• Task: Copy out the lines of the listing below word for word, starting with the line that contains "- spreadsheet-cell-text: 72: [0, 303, 12, 318]" and going on through the line that contains "- value-cell-text: 出生率: [267, 440, 304, 455]". Include both of those lines and nothing else.

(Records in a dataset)
==============================
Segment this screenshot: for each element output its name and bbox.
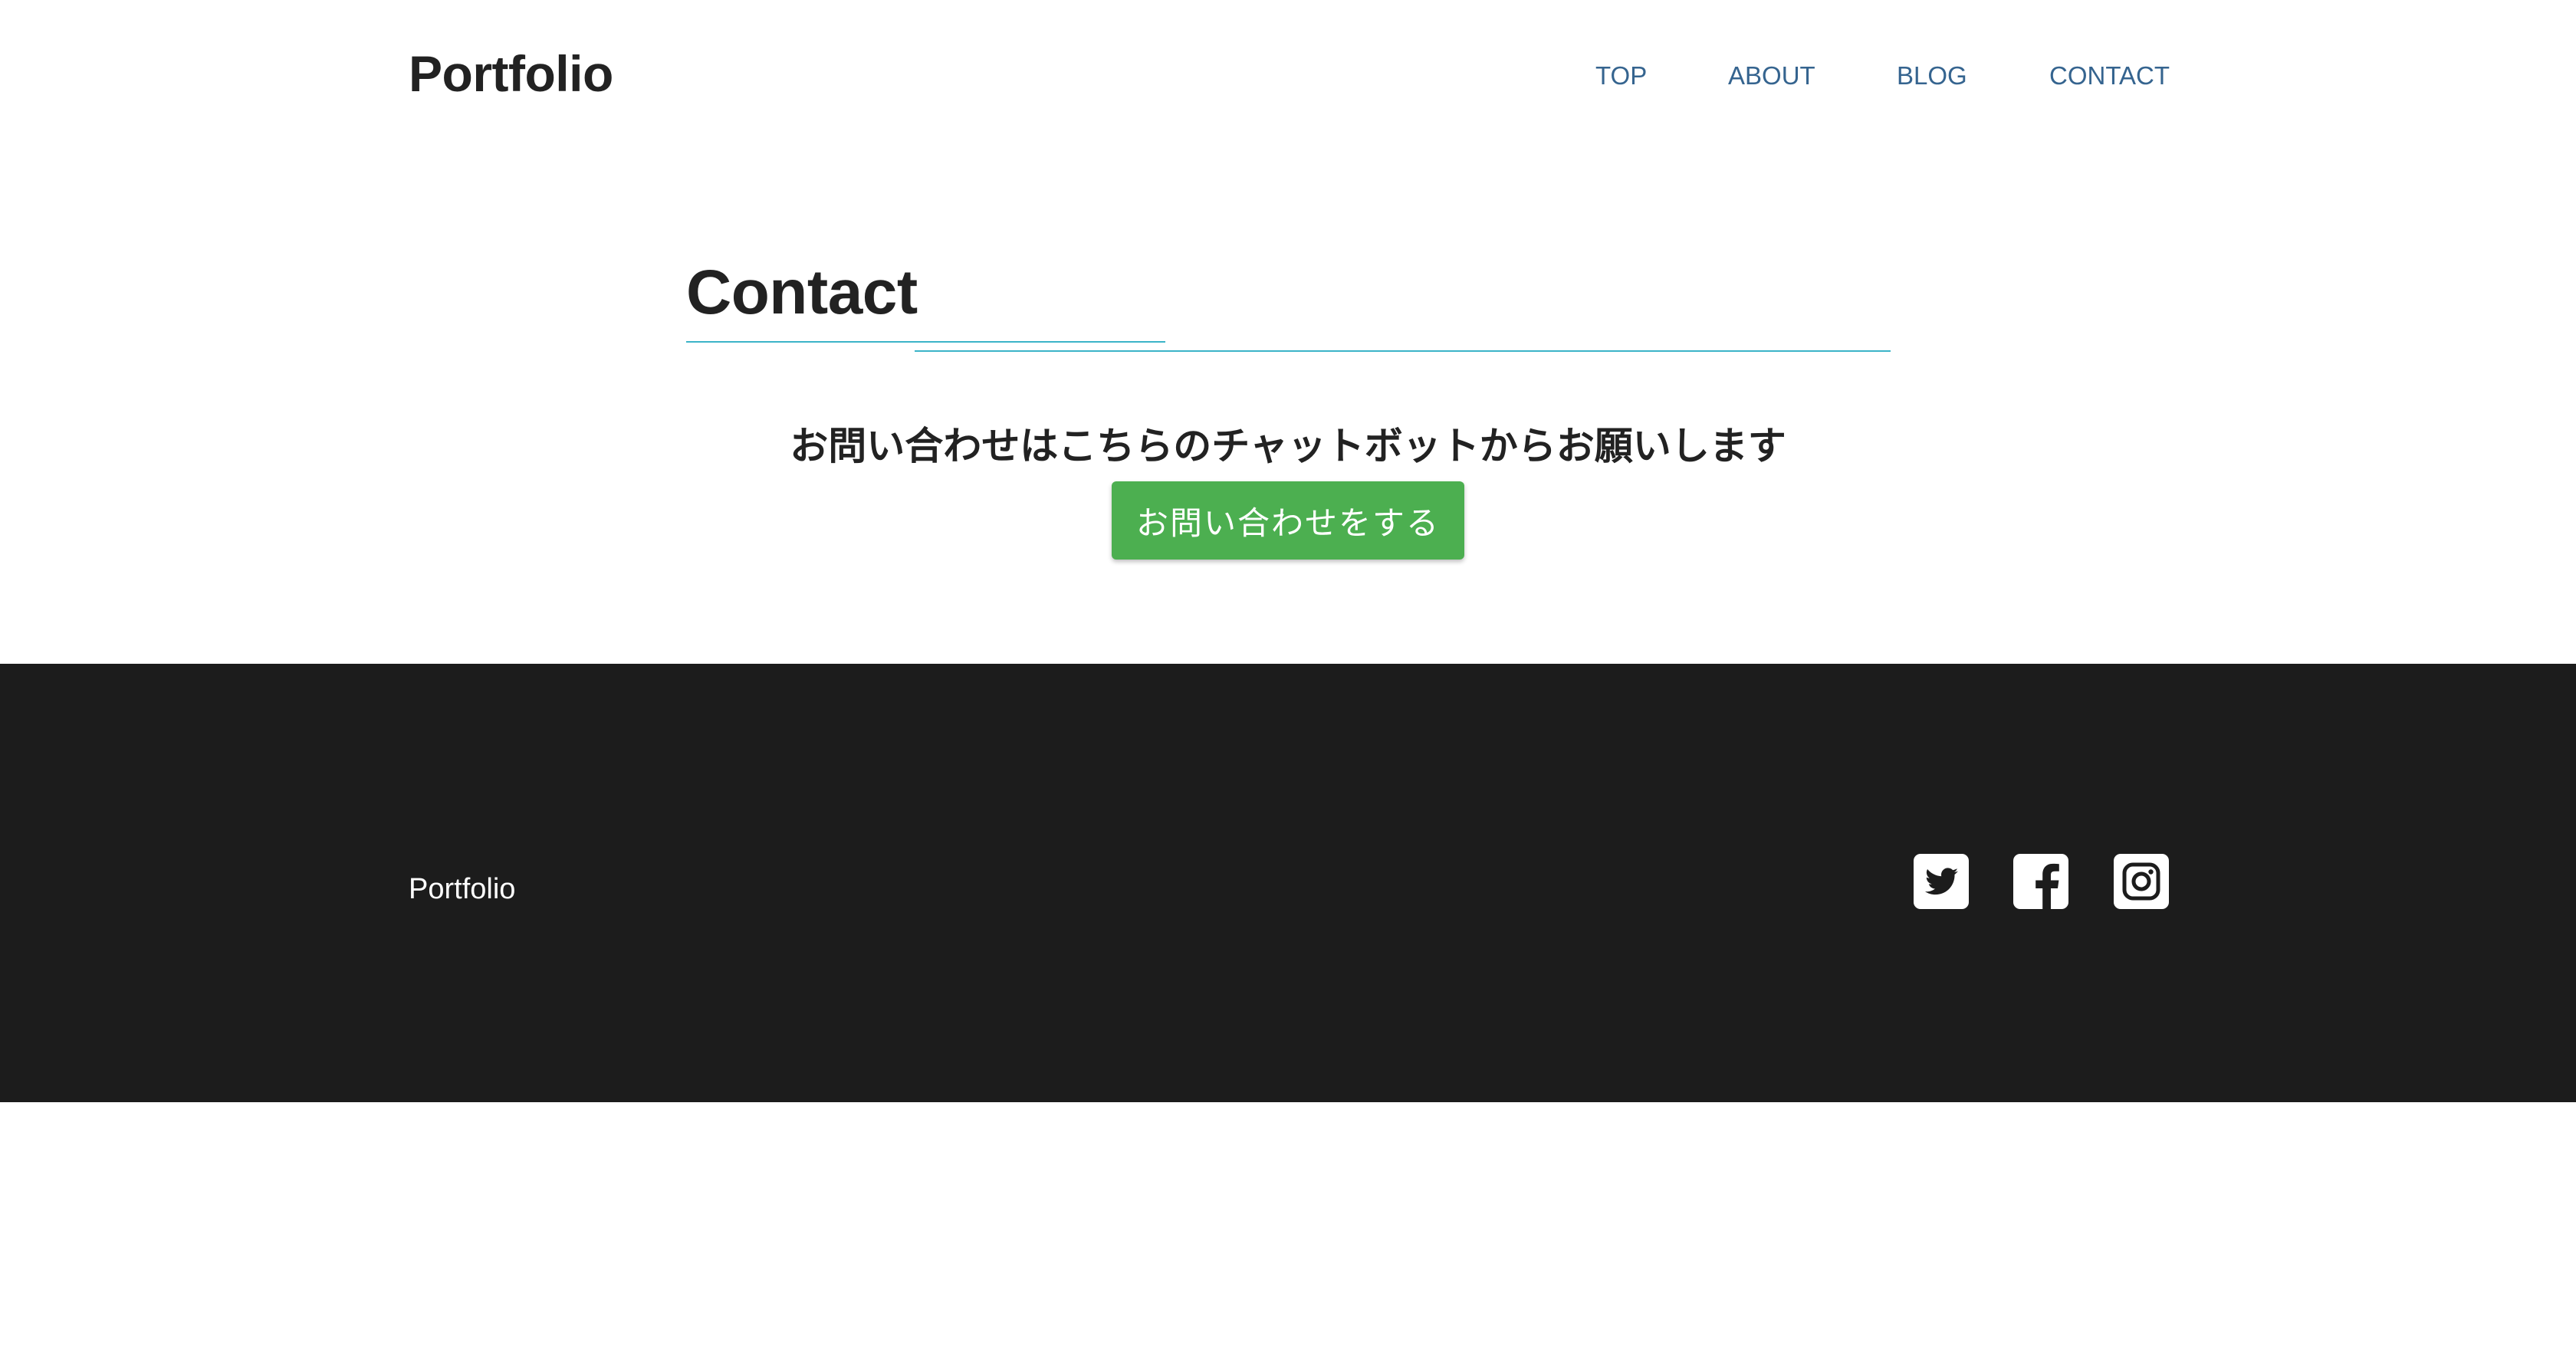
contact-message: お問い合わせはこちらのチャットボットからお願いします	[790, 425, 1786, 468]
main-nav: TOP ABOUT BLOG CONTACT	[0, 61, 2576, 92]
title-underline-long	[915, 350, 1891, 352]
contact-button[interactable]: お問い合わせをする	[1112, 481, 1464, 560]
footer-logo: Portfolio	[409, 873, 516, 905]
instagram-icon-graphic	[2114, 854, 2169, 909]
nav-item-contact[interactable]: CONTACT	[2049, 61, 2170, 90]
twitter-icon[interactable]	[1914, 854, 1969, 909]
twitter-icon-graphic	[1914, 854, 1969, 909]
instagram-icon[interactable]	[2114, 854, 2169, 909]
site-header: Portfolio TOP ABOUT BLOG CONTACT	[0, 0, 2576, 153]
facebook-icon-graphic	[2013, 854, 2068, 909]
title-underline-short	[686, 341, 1165, 343]
facebook-icon[interactable]	[2013, 854, 2068, 909]
page-title: Contact	[686, 258, 918, 327]
nav-item-about[interactable]: ABOUT	[1728, 61, 1815, 90]
nav-item-blog[interactable]: BLOG	[1897, 61, 1967, 90]
site-footer: Portfolio	[0, 664, 2576, 1102]
nav-item-top[interactable]: TOP	[1595, 61, 1647, 90]
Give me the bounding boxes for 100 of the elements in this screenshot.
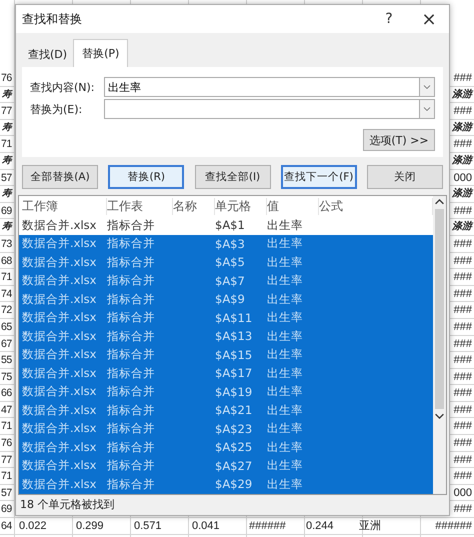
- spreadsheet-cell-text: 72: [0, 303, 12, 318]
- result-row[interactable]: 数据合并.xlsx 指标合并 $A$13 出生率: [19, 327, 433, 346]
- cell-address: $A$9: [215, 292, 246, 306]
- cell-address: $A$11: [215, 310, 254, 325]
- action-button[interactable]: 替换(R): [108, 165, 184, 189]
- status-text: 18 个单元格被找到: [19, 497, 116, 513]
- column-header[interactable]: 工作表: [107, 198, 173, 214]
- spreadsheet-cell-text: 69: [0, 204, 12, 219]
- spreadsheet-cell-text: 64: [0, 519, 12, 534]
- sheet-cell-text: 指标合并: [107, 440, 156, 455]
- result-row[interactable]: 数据合并.xlsx 指标合并 $A$21 出生率: [19, 401, 433, 420]
- workbook-cell-text: 数据合并.xlsx: [22, 366, 98, 381]
- result-row[interactable]: 数据合并.xlsx 指标合并 $A$5 出生率: [19, 253, 433, 272]
- value-cell-text: 出生率: [267, 440, 304, 455]
- sheet-cell-text: 指标合并: [107, 328, 156, 344]
- sheet-cell-text: 指标合并: [107, 458, 156, 474]
- result-row[interactable]: 数据合并.xlsx 指标合并 $A$15 出生率: [19, 346, 433, 364]
- sheet-cell-text: 指标合并: [107, 421, 156, 436]
- spreadsheet-cell-text: 寿: [1, 187, 12, 202]
- result-row[interactable]: 数据合并.xlsx 指标合并 $A$19 出生率: [19, 382, 433, 401]
- sheet-cell-text: 指标合并: [107, 310, 156, 326]
- sheet-cell-text: 指标合并: [107, 402, 156, 418]
- sheet-cell-text: 指标合并: [107, 236, 156, 252]
- result-row[interactable]: 数据合并.xlsx 指标合并 $A$7 出生率: [19, 272, 433, 290]
- spreadsheet-cell-text: 涤游: [452, 186, 474, 202]
- options-button[interactable]: 选项(T) >>: [363, 129, 435, 151]
- spreadsheet-cell-text: ###: [454, 320, 473, 335]
- spreadsheet-cell-text: 57: [0, 486, 12, 501]
- spreadsheet-cell-text: 寿: [1, 154, 12, 168]
- workbook-cell-text: 数据合并.xlsx: [22, 218, 98, 233]
- spreadsheet-cell-text: 0.041: [191, 519, 220, 534]
- value-cell-text: 出生率: [267, 236, 304, 252]
- value-cell-text: 出生率: [267, 254, 304, 270]
- dropdown-icon[interactable]: [419, 77, 435, 97]
- spreadsheet-cell-text: ###: [454, 104, 473, 120]
- spreadsheet-cell-text: 68: [0, 254, 12, 269]
- result-row[interactable]: 数据合并.xlsx 指标合并 $A$17 出生率: [19, 364, 433, 382]
- workbook-cell-text: 数据合并.xlsx: [22, 328, 98, 344]
- action-button[interactable]: 全部替换(A): [22, 165, 98, 189]
- cell-address: $A$27: [215, 458, 254, 473]
- spreadsheet-cell-text: 涤游: [452, 220, 474, 234]
- spreadsheet-cell-text: 75: [0, 370, 12, 385]
- sheet-cell-text: 指标合并: [107, 292, 156, 307]
- cell-address: $A$25: [215, 440, 254, 454]
- spreadsheet-cell-text: 76: [0, 436, 12, 452]
- value-cell-text: 出生率: [267, 273, 304, 288]
- column-header[interactable]: 值: [267, 198, 319, 214]
- action-button[interactable]: 查找下一个(F): [280, 165, 357, 189]
- find-field[interactable]: 出生率: [104, 77, 419, 97]
- workbook-cell-text: 数据合并.xlsx: [22, 236, 98, 252]
- spreadsheet-cell-text: 66: [0, 386, 12, 402]
- close-button[interactable]: ×: [409, 5, 449, 33]
- spreadsheet-cell-text: 65: [0, 320, 12, 335]
- replace-field[interactable]: [104, 99, 419, 119]
- column-header[interactable]: 名称: [173, 198, 215, 214]
- window-title: 查找和替换: [22, 10, 83, 28]
- spreadsheet-cell-text: ######: [435, 519, 473, 534]
- action-button[interactable]: 查找全部(I): [194, 165, 270, 189]
- result-row[interactable]: 数据合并.xlsx 指标合并 $A$25 出生率: [19, 438, 433, 456]
- result-row[interactable]: 数据合并.xlsx 指标合并 $A$11 出生率: [19, 308, 433, 327]
- result-row[interactable]: 数据合并.xlsx 指标合并 $A$29 出生率: [19, 475, 433, 494]
- workbook-cell-text: 数据合并.xlsx: [22, 292, 98, 307]
- scrollbar[interactable]: [433, 196, 446, 494]
- spreadsheet-cell-text: 0.244: [305, 519, 334, 534]
- cell-address: $A$19: [215, 384, 254, 399]
- spreadsheet-cell-text: 0.022: [18, 519, 47, 534]
- spreadsheet-cell-text: 涤游: [452, 154, 474, 168]
- spreadsheet-cell-text: ###: [454, 270, 473, 286]
- result-row[interactable]: 数据合并.xlsx 指标合并 $A$27 出生率: [19, 456, 433, 475]
- workbook-cell-text: 数据合并.xlsx: [22, 273, 98, 288]
- dropdown-icon[interactable]: [419, 99, 435, 119]
- value-cell-text: 出生率: [267, 458, 304, 474]
- spreadsheet-cell-text: 涤游: [452, 88, 474, 102]
- column-header[interactable]: 工作簿: [22, 198, 107, 214]
- sheet-cell-text: 指标合并: [107, 218, 156, 233]
- field-label: 替换为(E):: [30, 102, 84, 116]
- cell-address: $A$21: [215, 403, 254, 418]
- spreadsheet-cell-text: 亚洲: [358, 519, 381, 534]
- value-cell-text: 出生率: [267, 421, 304, 436]
- sheet-cell-text: 指标合并: [107, 254, 156, 270]
- cell-address: $A$17: [215, 366, 254, 380]
- spreadsheet-cell-text: 寿: [1, 88, 12, 102]
- action-button[interactable]: 关闭: [367, 165, 443, 189]
- result-row[interactable]: 数据合并.xlsx 指标合并 $A$23 出生率: [19, 420, 433, 438]
- spreadsheet-cell-text: ###: [454, 204, 473, 219]
- spreadsheet-cell-text: ###: [454, 353, 473, 368]
- tab[interactable]: 替换(P): [73, 39, 128, 67]
- spreadsheet-cell-text: 55: [0, 353, 12, 368]
- spreadsheet-cell-text: 涤游: [452, 120, 474, 135]
- value-cell-text: 出生率: [267, 328, 304, 344]
- spreadsheet-cell-text: ###: [454, 336, 473, 352]
- column-header[interactable]: 单元格: [215, 198, 267, 214]
- result-row[interactable]: 数据合并.xlsx 指标合并 $A$3 出生率: [19, 234, 433, 253]
- result-row[interactable]: 数据合并.xlsx 指标合并 $A$9 出生率: [19, 290, 433, 308]
- workbook-cell-text: 数据合并.xlsx: [22, 421, 98, 436]
- help-button[interactable]: ?: [369, 5, 409, 33]
- result-row[interactable]: 数据合并.xlsx 指标合并 $A$1 出生率: [19, 216, 433, 234]
- spreadsheet-cell-text: 寿: [1, 220, 12, 234]
- spreadsheet-cell-text: 74: [0, 286, 12, 302]
- tab[interactable]: 查找(D): [22, 42, 74, 67]
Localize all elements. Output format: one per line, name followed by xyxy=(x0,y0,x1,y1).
==============================
• Reply:
- spreadsheet-cell-text: 72: [0, 303, 12, 318]
- result-row[interactable]: 数据合并.xlsx 指标合并 $A$13 出生率: [19, 327, 433, 346]
- cell-address: $A$9: [215, 292, 246, 306]
- cell-address: $A$11: [215, 310, 254, 325]
- action-button[interactable]: 替换(R): [108, 165, 184, 189]
- status-text: 18 个单元格被找到: [19, 497, 116, 513]
- column-header[interactable]: 工作表: [107, 198, 173, 214]
- spreadsheet-cell-text: 69: [0, 204, 12, 219]
- spreadsheet-cell-text: 64: [0, 519, 12, 534]
- sheet-cell-text: 指标合并: [107, 440, 156, 455]
- result-row[interactable]: 数据合并.xlsx 指标合并 $A$21 出生率: [19, 401, 433, 420]
- workbook-cell-text: 数据合并.xlsx: [22, 366, 98, 381]
- result-row[interactable]: 数据合并.xlsx 指标合并 $A$5 出生率: [19, 253, 433, 272]
- value-cell-text: 出生率: [267, 440, 304, 455]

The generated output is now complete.